Can you write out all the lines word for word, with no pictures?

_ _ _ _ _ _ _

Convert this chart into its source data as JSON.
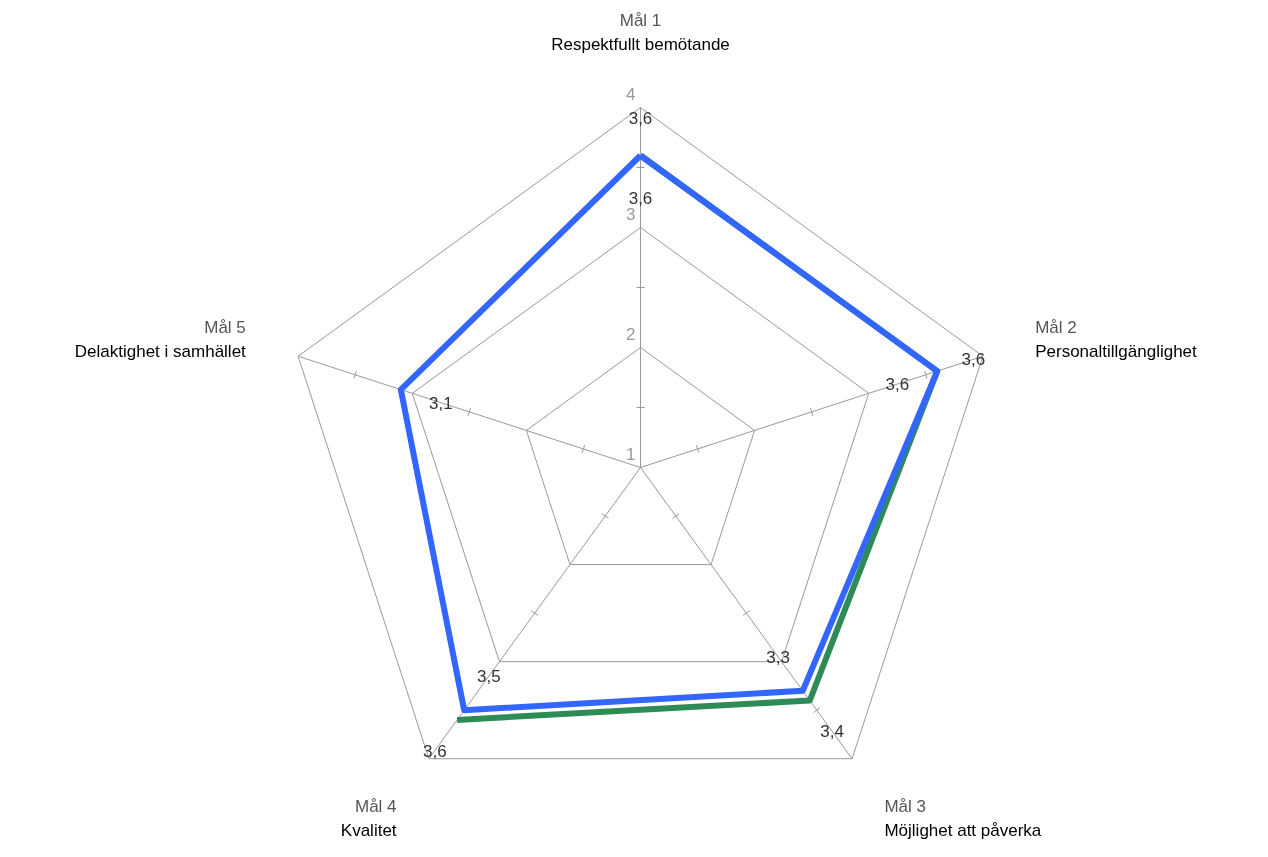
{
  "chart_data": {
    "type": "radar",
    "categories": [
      "Mål 1\nRespektfullt bemötande",
      "Mål 2\nPersonaltillgänglighet",
      "Mål 3\nMöjlighet att påverka",
      "Mål 4\nKvalitet",
      "Mål 5\nDelaktighet i samhället"
    ],
    "series": [
      {
        "color": "#2e8b57",
        "values": [
          3.6,
          3.6,
          3.4,
          3.6,
          null
        ],
        "value_labels": [
          "3,6",
          "3,6",
          "3,4",
          "3,6",
          null
        ]
      },
      {
        "color": "#3366ff",
        "values": [
          3.6,
          3.6,
          3.3,
          3.5,
          3.1
        ],
        "value_labels": [
          "3,6",
          "3,6",
          "3,3",
          "3,5",
          "3,1"
        ]
      }
    ],
    "ylim": [
      1,
      4
    ],
    "yticks": [
      1,
      2,
      3,
      4
    ],
    "grid": true
  }
}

_ _ _ _ _ _ _

* RESULT OF THIS TASK *
Convert this chart into its source data as JSON.
{
  "chart_data": {
    "type": "radar",
    "categories": [
      "Mål 1\nRespektfullt bemötande",
      "Mål 2\nPersonaltillgänglighet",
      "Mål 3\nMöjlighet att påverka",
      "Mål 4\nKvalitet",
      "Mål 5\nDelaktighet i samhället"
    ],
    "series": [
      {
        "color": "#2e8b57",
        "values": [
          3.6,
          3.6,
          3.4,
          3.6,
          null
        ],
        "value_labels": [
          "3,6",
          "3,6",
          "3,4",
          "3,6",
          null
        ]
      },
      {
        "color": "#3366ff",
        "values": [
          3.6,
          3.6,
          3.3,
          3.5,
          3.1
        ],
        "value_labels": [
          "3,6",
          "3,6",
          "3,3",
          "3,5",
          "3,1"
        ]
      }
    ],
    "ylim": [
      1,
      4
    ],
    "yticks": [
      1,
      2,
      3,
      4
    ],
    "grid": true
  }
}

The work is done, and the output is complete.